SHORT PROBLEM:
Review the material and extract every line in which the word "arrow" occurs.
--- Begin DATA SUPPLIED ---
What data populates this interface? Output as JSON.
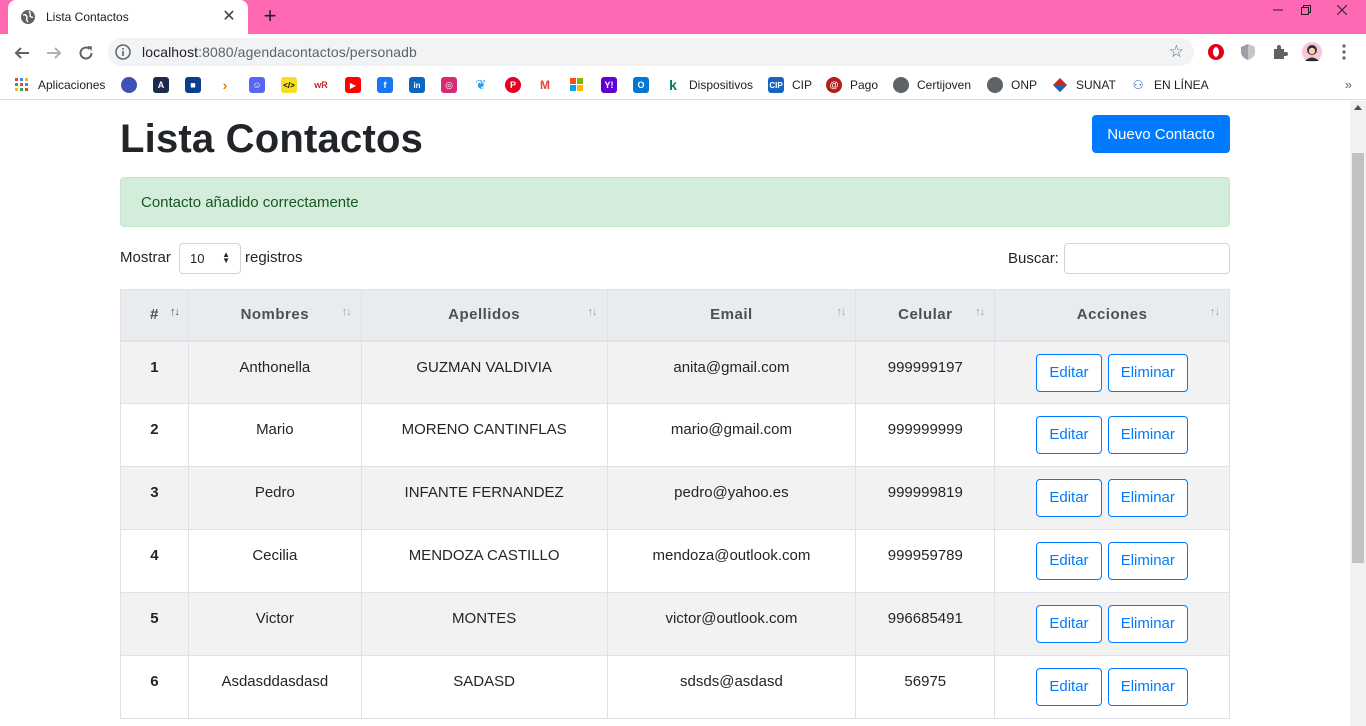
{
  "browser": {
    "tab_title": "Lista Contactos",
    "tab_close": "✕",
    "new_tab": "+",
    "url_host": "localhost",
    "url_rest": ":8080/agendacontactos/personadb",
    "bookmarks": [
      {
        "label": "Aplicaciones",
        "icon": "apps-grid-icon"
      },
      {
        "label": "",
        "icon": "web-icon"
      },
      {
        "label": "",
        "icon": "a-logo-icon"
      },
      {
        "label": "",
        "icon": "square-logo-icon"
      },
      {
        "label": "",
        "icon": "arrow-logo-icon"
      },
      {
        "label": "",
        "icon": "discord-icon"
      },
      {
        "label": "",
        "icon": "code-icon"
      },
      {
        "label": "",
        "icon": "wr-icon"
      },
      {
        "label": "",
        "icon": "youtube-icon"
      },
      {
        "label": "",
        "icon": "facebook-icon"
      },
      {
        "label": "",
        "icon": "linkedin-icon"
      },
      {
        "label": "",
        "icon": "instagram-icon"
      },
      {
        "label": "",
        "icon": "twitter-icon"
      },
      {
        "label": "",
        "icon": "pinterest-icon"
      },
      {
        "label": "",
        "icon": "gmail-icon"
      },
      {
        "label": "",
        "icon": "microsoft-icon"
      },
      {
        "label": "",
        "icon": "yahoo-icon"
      },
      {
        "label": "",
        "icon": "outlook-icon"
      },
      {
        "label": "Dispositivos",
        "icon": "k-logo-icon"
      },
      {
        "label": "CIP",
        "icon": "cip-icon"
      },
      {
        "label": "Pago",
        "icon": "pago-icon"
      },
      {
        "label": "Certijoven",
        "icon": "globe-icon"
      },
      {
        "label": "ONP",
        "icon": "globe-icon"
      },
      {
        "label": "SUNAT",
        "icon": "sunat-icon"
      },
      {
        "label": "EN LÍNEA",
        "icon": "people-icon"
      }
    ],
    "bookmarks_more": "»"
  },
  "page": {
    "title": "Lista Contactos",
    "new_contact_label": "Nuevo Contacto",
    "alert_text": "Contacto añadido correctamente",
    "length_prefix": "Mostrar",
    "length_value": "10",
    "length_suffix": "registros",
    "search_label": "Buscar:",
    "search_value": ""
  },
  "table": {
    "headers": [
      "#",
      "Nombres",
      "Apellidos",
      "Email",
      "Celular",
      "Acciones"
    ],
    "edit_label": "Editar",
    "delete_label": "Eliminar",
    "rows": [
      {
        "id": "1",
        "nombres": "Anthonella",
        "apellidos": "GUZMAN VALDIVIA",
        "email": "anita@gmail.com",
        "celular": "999999197"
      },
      {
        "id": "2",
        "nombres": "Mario",
        "apellidos": "MORENO CANTINFLAS",
        "email": "mario@gmail.com",
        "celular": "999999999"
      },
      {
        "id": "3",
        "nombres": "Pedro",
        "apellidos": "INFANTE FERNANDEZ",
        "email": "pedro@yahoo.es",
        "celular": "999999819"
      },
      {
        "id": "4",
        "nombres": "Cecilia",
        "apellidos": "MENDOZA CASTILLO",
        "email": "mendoza@outlook.com",
        "celular": "999959789"
      },
      {
        "id": "5",
        "nombres": "Victor",
        "apellidos": "MONTES",
        "email": "victor@outlook.com",
        "celular": "996685491"
      },
      {
        "id": "6",
        "nombres": "Asdasddasdasd",
        "apellidos": "SADASD",
        "email": "sdsds@asdasd",
        "celular": "56975"
      }
    ]
  }
}
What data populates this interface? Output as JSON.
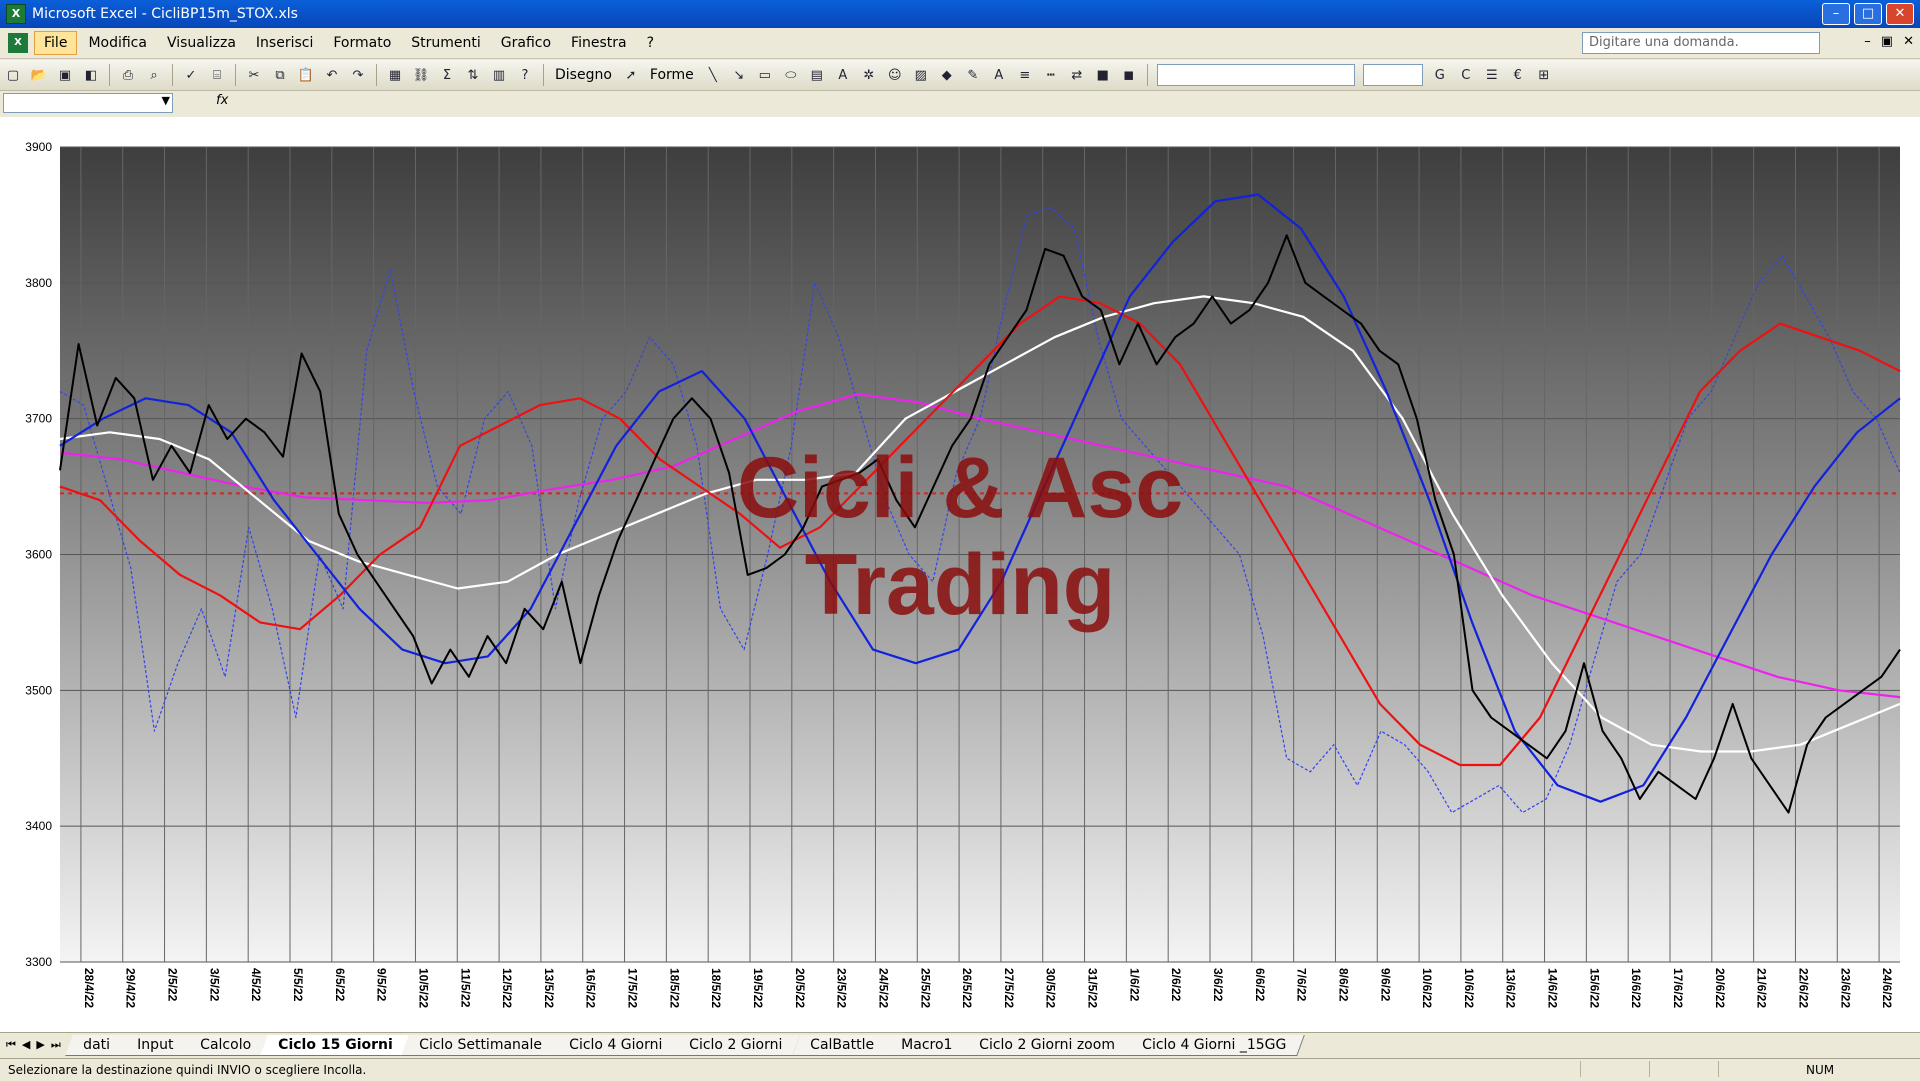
{
  "app": {
    "title": "Microsoft Excel - CicliBP15m_STOX.xls"
  },
  "window_controls": {
    "minimize": "–",
    "maximize": "□",
    "close": "✕"
  },
  "menu": [
    "File",
    "Modifica",
    "Visualizza",
    "Inserisci",
    "Formato",
    "Strumenti",
    "Grafico",
    "Finestra",
    "?"
  ],
  "help_box": {
    "placeholder": "Digitare una domanda."
  },
  "doc_controls": {
    "minimize": "–",
    "restore": "▣",
    "close": "✕"
  },
  "toolbar": {
    "disegno_label": "Disegno",
    "forme_label": "Forme",
    "icons": [
      "new-icon",
      "open-icon",
      "save-icon",
      "permission-icon",
      "print-icon",
      "print-preview-icon",
      "spelling-icon",
      "research-icon",
      "cut-icon",
      "copy-icon",
      "paste-icon",
      "undo-icon",
      "redo-icon",
      "chart-wizard-icon",
      "hyperlink-icon",
      "autosum-icon",
      "sort-icon",
      "chart-icon",
      "help-icon",
      "pointer-icon",
      "line-icon",
      "arrow-icon",
      "rectangle-icon",
      "oval-icon",
      "textbox-icon",
      "wordart-icon",
      "diagram-icon",
      "clipart-icon",
      "picture-icon",
      "fill-color-icon",
      "line-color-icon",
      "font-color-icon",
      "line-style-icon",
      "dash-style-icon",
      "arrow-style-icon",
      "shadow-icon",
      "3d-icon",
      "bold-icon",
      "italic-icon",
      "align-icon",
      "euro-icon",
      "borders-icon"
    ]
  },
  "formula_bar": {
    "fx": "fx"
  },
  "chart_data": {
    "type": "line",
    "ylim": [
      3300,
      3900
    ],
    "yticks": [
      "3900",
      "3800",
      "3700",
      "3600",
      "3500",
      "3400",
      "3300"
    ],
    "reference_line": 3645,
    "watermark": [
      "Cicli & Asc",
      "Trading"
    ],
    "x_labels": [
      "28/4/22",
      "29/4/22",
      "2/5/22",
      "3/5/22",
      "4/5/22",
      "5/5/22",
      "6/5/22",
      "9/5/22",
      "10/5/22",
      "11/5/22",
      "12/5/22",
      "13/5/22",
      "16/5/22",
      "17/5/22",
      "18/5/22",
      "18/5/22",
      "19/5/22",
      "20/5/22",
      "23/5/22",
      "24/5/22",
      "25/5/22",
      "26/5/22",
      "27/5/22",
      "30/5/22",
      "31/5/22",
      "1/6/22",
      "2/6/22",
      "3/6/22",
      "6/6/22",
      "7/6/22",
      "8/6/22",
      "9/6/22",
      "10/6/22",
      "10/6/22",
      "13/6/22",
      "14/6/22",
      "15/6/22",
      "16/6/22",
      "17/6/22",
      "20/6/22",
      "21/6/22",
      "22/6/22",
      "23/6/22",
      "24/6/22"
    ],
    "colors": {
      "price": "#000000",
      "cycle_fast": "#3344ee",
      "red_ma": "#ee1111",
      "blue_ma": "#1122dd",
      "white_ma": "#ffffff",
      "magenta_ma": "#ee22ee",
      "ref": "#dd2222",
      "watermark": "#8b0d0d"
    },
    "series": [
      {
        "key": "price",
        "values": [
          3662,
          3755,
          3695,
          3730,
          3715,
          3655,
          3680,
          3660,
          3710,
          3685,
          3700,
          3690,
          3672,
          3748,
          3720,
          3630,
          3600,
          3580,
          3560,
          3540,
          3505,
          3530,
          3510,
          3540,
          3520,
          3560,
          3545,
          3580,
          3520,
          3570,
          3610,
          3640,
          3670,
          3700,
          3715,
          3700,
          3660,
          3585,
          3590,
          3600,
          3620,
          3650,
          3655,
          3660,
          3670,
          3640,
          3620,
          3650,
          3680,
          3700,
          3740,
          3760,
          3780,
          3825,
          3820,
          3790,
          3780,
          3740,
          3770,
          3740,
          3760,
          3770,
          3790,
          3770,
          3780,
          3800,
          3835,
          3800,
          3790,
          3780,
          3770,
          3750,
          3740,
          3700,
          3640,
          3600,
          3500,
          3480,
          3470,
          3460,
          3450,
          3470,
          3520,
          3470,
          3450,
          3420,
          3440,
          3430,
          3420,
          3450,
          3490,
          3450,
          3430,
          3410,
          3460,
          3480,
          3490,
          3500,
          3510,
          3530
        ]
      },
      {
        "key": "cycle_fast",
        "values": [
          3720,
          3710,
          3650,
          3590,
          3470,
          3520,
          3560,
          3510,
          3620,
          3560,
          3480,
          3600,
          3560,
          3750,
          3810,
          3720,
          3650,
          3630,
          3700,
          3720,
          3680,
          3560,
          3640,
          3700,
          3720,
          3760,
          3740,
          3680,
          3560,
          3530,
          3600,
          3680,
          3800,
          3760,
          3700,
          3640,
          3600,
          3580,
          3660,
          3700,
          3780,
          3850,
          3855,
          3840,
          3760,
          3700,
          3680,
          3660,
          3640,
          3620,
          3600,
          3540,
          3450,
          3440,
          3460,
          3430,
          3470,
          3460,
          3440,
          3410,
          3420,
          3430,
          3410,
          3420,
          3460,
          3520,
          3580,
          3600,
          3650,
          3700,
          3720,
          3760,
          3800,
          3820,
          3790,
          3760,
          3720,
          3700,
          3660
        ]
      },
      {
        "key": "red_ma",
        "values": [
          3650,
          3640,
          3610,
          3585,
          3570,
          3550,
          3545,
          3570,
          3600,
          3620,
          3680,
          3695,
          3710,
          3715,
          3700,
          3670,
          3650,
          3630,
          3605,
          3620,
          3650,
          3680,
          3710,
          3740,
          3770,
          3790,
          3785,
          3770,
          3740,
          3690,
          3640,
          3590,
          3540,
          3490,
          3460,
          3445,
          3445,
          3480,
          3540,
          3600,
          3660,
          3720,
          3750,
          3770,
          3760,
          3750,
          3735
        ]
      },
      {
        "key": "blue_ma",
        "values": [
          3680,
          3700,
          3715,
          3710,
          3690,
          3640,
          3600,
          3560,
          3530,
          3520,
          3525,
          3560,
          3620,
          3680,
          3720,
          3735,
          3700,
          3640,
          3580,
          3530,
          3520,
          3530,
          3580,
          3650,
          3720,
          3790,
          3830,
          3860,
          3865,
          3840,
          3790,
          3720,
          3640,
          3550,
          3470,
          3430,
          3418,
          3430,
          3480,
          3540,
          3600,
          3650,
          3690,
          3715
        ]
      },
      {
        "key": "white_ma",
        "values": [
          3685,
          3690,
          3685,
          3670,
          3640,
          3610,
          3595,
          3585,
          3575,
          3580,
          3600,
          3615,
          3630,
          3645,
          3655,
          3655,
          3660,
          3700,
          3720,
          3740,
          3760,
          3775,
          3785,
          3790,
          3785,
          3775,
          3750,
          3700,
          3630,
          3570,
          3520,
          3480,
          3460,
          3455,
          3455,
          3460,
          3475,
          3490
        ]
      },
      {
        "key": "magenta_ma",
        "values": [
          3675,
          3670,
          3660,
          3650,
          3642,
          3640,
          3638,
          3640,
          3648,
          3655,
          3665,
          3685,
          3705,
          3718,
          3712,
          3700,
          3690,
          3680,
          3670,
          3660,
          3650,
          3630,
          3610,
          3590,
          3570,
          3555,
          3540,
          3525,
          3510,
          3500,
          3495
        ]
      }
    ]
  },
  "sheet_tabs": [
    "dati",
    "Input",
    "Calcolo",
    "Ciclo 15 Giorni",
    "Ciclo Settimanale",
    "Ciclo 4 Giorni",
    "Ciclo 2 Giorni",
    "CalBattle",
    "Macro1",
    "Ciclo 2 Giorni zoom",
    "Ciclo 4 Giorni _15GG"
  ],
  "active_sheet": "Ciclo 15 Giorni",
  "status": {
    "message": "Selezionare la destinazione quindi INVIO o scegliere Incolla.",
    "num": "NUM"
  }
}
--- End DATA SUPPLIED ---
OUTPUT FOR THIS EXERCISE:
        "icon": "arrow-logo-icon"
      "arrow-icon",
      "arrow-style-icon",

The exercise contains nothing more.